[START Information given]
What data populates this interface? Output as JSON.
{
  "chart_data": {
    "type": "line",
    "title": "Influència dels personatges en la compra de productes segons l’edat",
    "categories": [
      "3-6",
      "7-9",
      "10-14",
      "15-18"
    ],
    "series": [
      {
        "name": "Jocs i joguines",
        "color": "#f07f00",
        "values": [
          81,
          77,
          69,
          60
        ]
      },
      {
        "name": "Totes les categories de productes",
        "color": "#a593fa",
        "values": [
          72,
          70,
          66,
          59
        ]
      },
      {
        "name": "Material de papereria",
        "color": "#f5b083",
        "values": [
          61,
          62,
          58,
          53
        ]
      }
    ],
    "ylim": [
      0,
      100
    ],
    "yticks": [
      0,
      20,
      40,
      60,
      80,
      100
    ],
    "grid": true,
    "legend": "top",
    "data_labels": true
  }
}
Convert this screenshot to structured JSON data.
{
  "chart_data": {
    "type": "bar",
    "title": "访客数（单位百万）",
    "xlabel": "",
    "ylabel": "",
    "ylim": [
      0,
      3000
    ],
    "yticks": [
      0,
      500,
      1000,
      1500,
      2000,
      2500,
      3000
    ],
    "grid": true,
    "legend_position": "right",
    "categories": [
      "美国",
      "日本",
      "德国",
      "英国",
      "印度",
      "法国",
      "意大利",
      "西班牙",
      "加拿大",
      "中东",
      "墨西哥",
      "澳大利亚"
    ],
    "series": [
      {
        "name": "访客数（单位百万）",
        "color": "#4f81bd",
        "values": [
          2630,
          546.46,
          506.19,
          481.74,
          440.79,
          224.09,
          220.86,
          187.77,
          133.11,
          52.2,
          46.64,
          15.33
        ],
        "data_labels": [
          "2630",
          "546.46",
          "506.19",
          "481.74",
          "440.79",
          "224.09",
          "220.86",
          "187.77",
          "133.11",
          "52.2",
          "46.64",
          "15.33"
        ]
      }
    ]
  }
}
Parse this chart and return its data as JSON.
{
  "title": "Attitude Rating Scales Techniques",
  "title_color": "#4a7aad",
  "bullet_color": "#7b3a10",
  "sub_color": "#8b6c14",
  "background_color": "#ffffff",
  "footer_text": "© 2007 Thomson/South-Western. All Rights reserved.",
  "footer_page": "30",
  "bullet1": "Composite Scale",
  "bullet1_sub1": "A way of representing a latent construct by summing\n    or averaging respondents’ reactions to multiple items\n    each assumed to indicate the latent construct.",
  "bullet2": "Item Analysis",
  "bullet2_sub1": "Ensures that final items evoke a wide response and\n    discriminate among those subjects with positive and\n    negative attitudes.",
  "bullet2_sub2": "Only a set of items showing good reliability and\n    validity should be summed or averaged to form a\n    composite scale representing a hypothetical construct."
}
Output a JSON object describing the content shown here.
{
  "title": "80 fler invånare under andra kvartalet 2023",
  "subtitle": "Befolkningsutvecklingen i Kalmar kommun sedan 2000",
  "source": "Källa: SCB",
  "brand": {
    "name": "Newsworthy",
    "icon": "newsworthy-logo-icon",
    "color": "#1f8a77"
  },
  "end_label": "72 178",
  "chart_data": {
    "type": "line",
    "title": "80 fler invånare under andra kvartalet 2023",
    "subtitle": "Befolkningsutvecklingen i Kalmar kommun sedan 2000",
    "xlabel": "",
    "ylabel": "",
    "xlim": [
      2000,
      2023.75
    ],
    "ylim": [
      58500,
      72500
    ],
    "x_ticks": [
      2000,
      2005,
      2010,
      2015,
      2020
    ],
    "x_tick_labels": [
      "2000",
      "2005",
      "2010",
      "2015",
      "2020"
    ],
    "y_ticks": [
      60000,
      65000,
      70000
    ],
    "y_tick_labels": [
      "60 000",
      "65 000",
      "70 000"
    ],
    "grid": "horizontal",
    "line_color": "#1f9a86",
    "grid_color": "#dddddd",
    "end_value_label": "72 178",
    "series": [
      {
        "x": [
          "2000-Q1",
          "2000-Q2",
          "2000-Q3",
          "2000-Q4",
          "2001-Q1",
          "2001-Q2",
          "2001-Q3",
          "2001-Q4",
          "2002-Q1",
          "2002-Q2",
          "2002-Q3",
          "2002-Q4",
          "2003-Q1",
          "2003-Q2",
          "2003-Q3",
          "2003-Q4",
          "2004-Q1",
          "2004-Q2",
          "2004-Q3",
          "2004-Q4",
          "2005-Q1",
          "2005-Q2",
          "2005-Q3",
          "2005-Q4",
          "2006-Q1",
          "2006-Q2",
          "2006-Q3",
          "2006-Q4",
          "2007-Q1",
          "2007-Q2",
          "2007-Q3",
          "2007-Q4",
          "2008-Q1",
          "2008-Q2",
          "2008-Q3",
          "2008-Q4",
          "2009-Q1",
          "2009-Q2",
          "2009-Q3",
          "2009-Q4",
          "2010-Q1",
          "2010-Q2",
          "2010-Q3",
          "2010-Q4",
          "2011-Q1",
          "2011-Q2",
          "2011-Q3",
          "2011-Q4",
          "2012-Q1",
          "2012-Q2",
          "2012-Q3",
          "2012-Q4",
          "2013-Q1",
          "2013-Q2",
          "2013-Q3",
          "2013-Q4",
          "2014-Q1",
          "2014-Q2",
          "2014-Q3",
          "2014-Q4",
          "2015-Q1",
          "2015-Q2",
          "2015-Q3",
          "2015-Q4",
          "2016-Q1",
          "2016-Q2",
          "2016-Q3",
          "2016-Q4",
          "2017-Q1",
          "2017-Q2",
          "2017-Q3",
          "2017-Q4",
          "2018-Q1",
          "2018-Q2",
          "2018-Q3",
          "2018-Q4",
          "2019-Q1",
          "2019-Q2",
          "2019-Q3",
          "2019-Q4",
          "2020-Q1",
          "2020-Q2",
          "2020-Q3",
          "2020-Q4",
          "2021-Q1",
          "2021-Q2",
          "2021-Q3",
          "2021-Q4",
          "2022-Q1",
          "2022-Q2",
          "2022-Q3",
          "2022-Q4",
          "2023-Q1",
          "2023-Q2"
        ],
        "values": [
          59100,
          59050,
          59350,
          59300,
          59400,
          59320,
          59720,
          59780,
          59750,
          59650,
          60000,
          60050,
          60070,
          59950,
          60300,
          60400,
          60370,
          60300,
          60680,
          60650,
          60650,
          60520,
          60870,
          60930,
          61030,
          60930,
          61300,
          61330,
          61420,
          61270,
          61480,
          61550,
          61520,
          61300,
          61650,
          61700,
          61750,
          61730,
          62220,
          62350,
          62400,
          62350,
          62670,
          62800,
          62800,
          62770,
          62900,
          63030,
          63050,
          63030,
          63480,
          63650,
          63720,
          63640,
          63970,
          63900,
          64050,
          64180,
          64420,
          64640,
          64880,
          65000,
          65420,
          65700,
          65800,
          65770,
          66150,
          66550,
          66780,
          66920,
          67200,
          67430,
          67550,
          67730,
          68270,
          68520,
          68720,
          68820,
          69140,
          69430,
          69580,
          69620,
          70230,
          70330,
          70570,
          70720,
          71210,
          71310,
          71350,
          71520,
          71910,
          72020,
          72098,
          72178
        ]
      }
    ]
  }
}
[END Information given]
* _Requirement_
Write down only how many lines in the listing contain the word "andra".

* _Exercise answer_
2